▶ SET PROBLEM 1: In the piece on relapse and recovery, rewrite the passage starting at "Unshackled Moments ~" and ending at "and habitual sin.", changing "addiction" to "dependence".
▶ SET PROBLEM 2:
Answer these from the piece on relapse and recovery:
(a) At what age did the writer celebrate a first year clean and sober?
(b) About how long after that did the writer relapse?
(c) According to the writer, what is not based on performance?

▶ TEXT TO READ:
━━━━━━━━━━━━━━━━━━━━━━━━━━━━━━

Unshackled Moments ~ Novembers 10, 2017 ~ The Relapse Before The Relapse

I have a few friends who were set free from the chains of addiction once and done. What I mean by that is that they got beaten into submission, surrendered, quit drinking or drugging or.... and never picked back up, never relapsed. Not. Once. Free for years from the get go.That is not me. That is not most people I know. It could be you. It might not be. Either way, recovered with or without relapses, there is a solution. There is a way to have freedom from the bondage of addiction and habitual sin.

There are those whose story is God set me free and I have never done ______ since. I never looked back. He can do the same for you. And there are those whose story is God set me free. It wasn't easy. I stumbled. I slipped. More than once. But God never stopped loving me, caring for me, calling me back to Him and helping me. The grace was there to get back up, to learn and grow and walk free. I myself went back many times in early sobriety, and it took me months to string together over 30 days clean and sober. Then I finally truly surrendered and what a difference it made. Suddenly it all came together and I recovered from a seemingly hopeless state of mind and body, found healing for the spiritual sickness eating away at me and found freedom from the obsession to drink and drug.

I had it. I thought there was no way and nothing that could ever change that. I celebrated my first year clean and sober at 38, and it was by far the longest stretch of unaltered consciousness I had ever had since the age of 13. About three months later I relapsed and nearly died before I made it back. That was the last time. It's been over seven and a half years since I turned back to chemicals to fill the space in my life that only God can fill. In a week it will be seven and a half years since I returned to recovery and got clean and sober once more. I pray for the last time.

Today I won't say that I will never drink or drug again. I will say that I know that I don't have to. None of us ever have to return to our sin like a dog returns to vomit. We do not have to go back to our old master. We have been set free and can stay free. I will also say that as long as I remain under the control of the Spirit, I know that I won't go back, because that's not the direction He's going. The point is that relapse doesn't have to be a part of your story. It's not God's will for us, and He can set us free without it. But if we do fall, we have One who intercedes on our behalf, who is faithful and quick to forgive and who will not cast us away or forsake us. Daddy's love for you and me is not based on performance. And finally, until we have been fully made like Jesus, whether we have ever lost ground and fallen back into the hands of the enemy in an area we'd been given victory over or not, if there have been no relapses before or many, we all have one more in us.

━━━━━━━━━━━━━━━━━━━━━━━━━━━━━━

▶ MATERIAL:
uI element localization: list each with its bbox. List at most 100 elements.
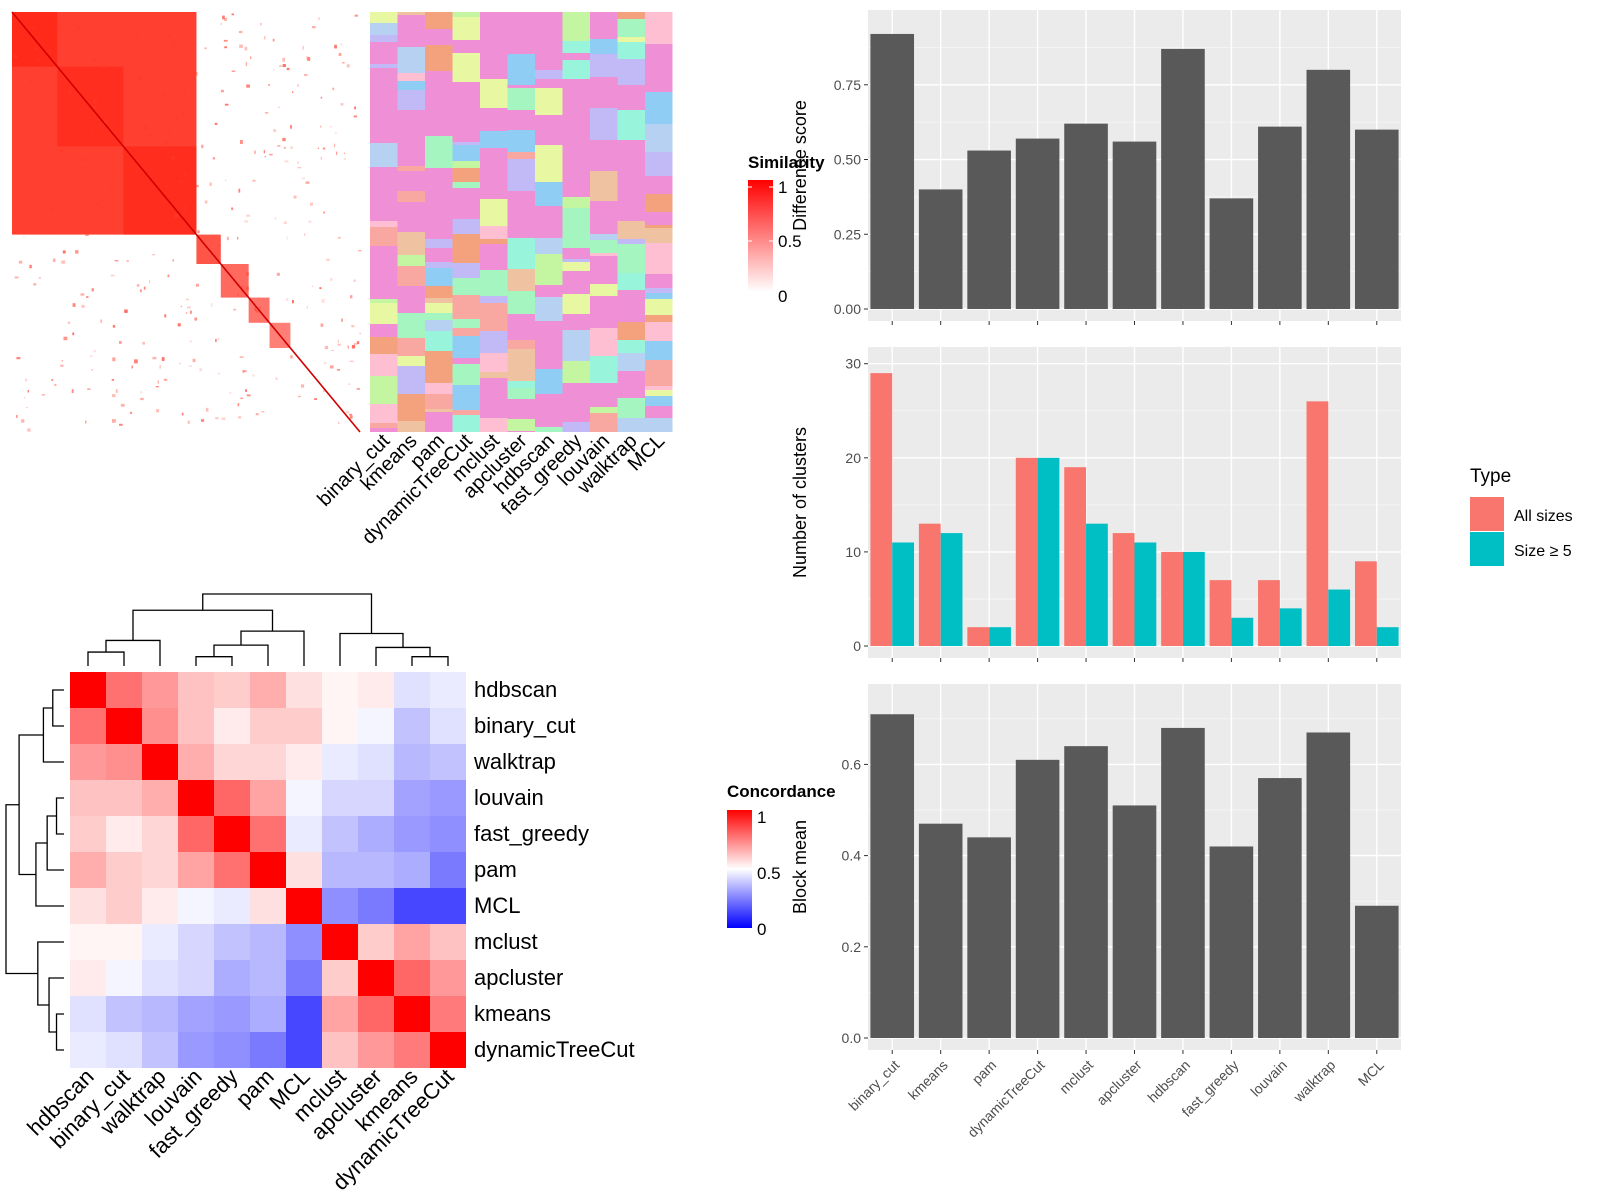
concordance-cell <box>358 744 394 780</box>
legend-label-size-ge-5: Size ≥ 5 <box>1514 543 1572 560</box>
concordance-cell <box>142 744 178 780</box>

━━━━━━━━━━━━━━━━━━━━━━━━━━━━━━

▶ COMPLETE RESPONSE 1:
Unshackled Moments ~ Novembers 10, 2017 ~ The Relapse Before The Relapse

I have a few friends who were set free from the chains of dependence once and done. What I mean by that is that they got beaten into submission, surrendered, quit drinking or drugging or.... and never picked back up, never relapsed. Not. Once. Free for years from the get go.That is not me. That is not most people I know. It could be you. It might not be. Either way, recovered with or without relapses, there is a solution. There is a way to have freedom from the bondage of dependence and habitual sin.

▶ COMPLETE RESPONSE 2:
(a) 38
(b) About three months
(c) Daddy's love for you and me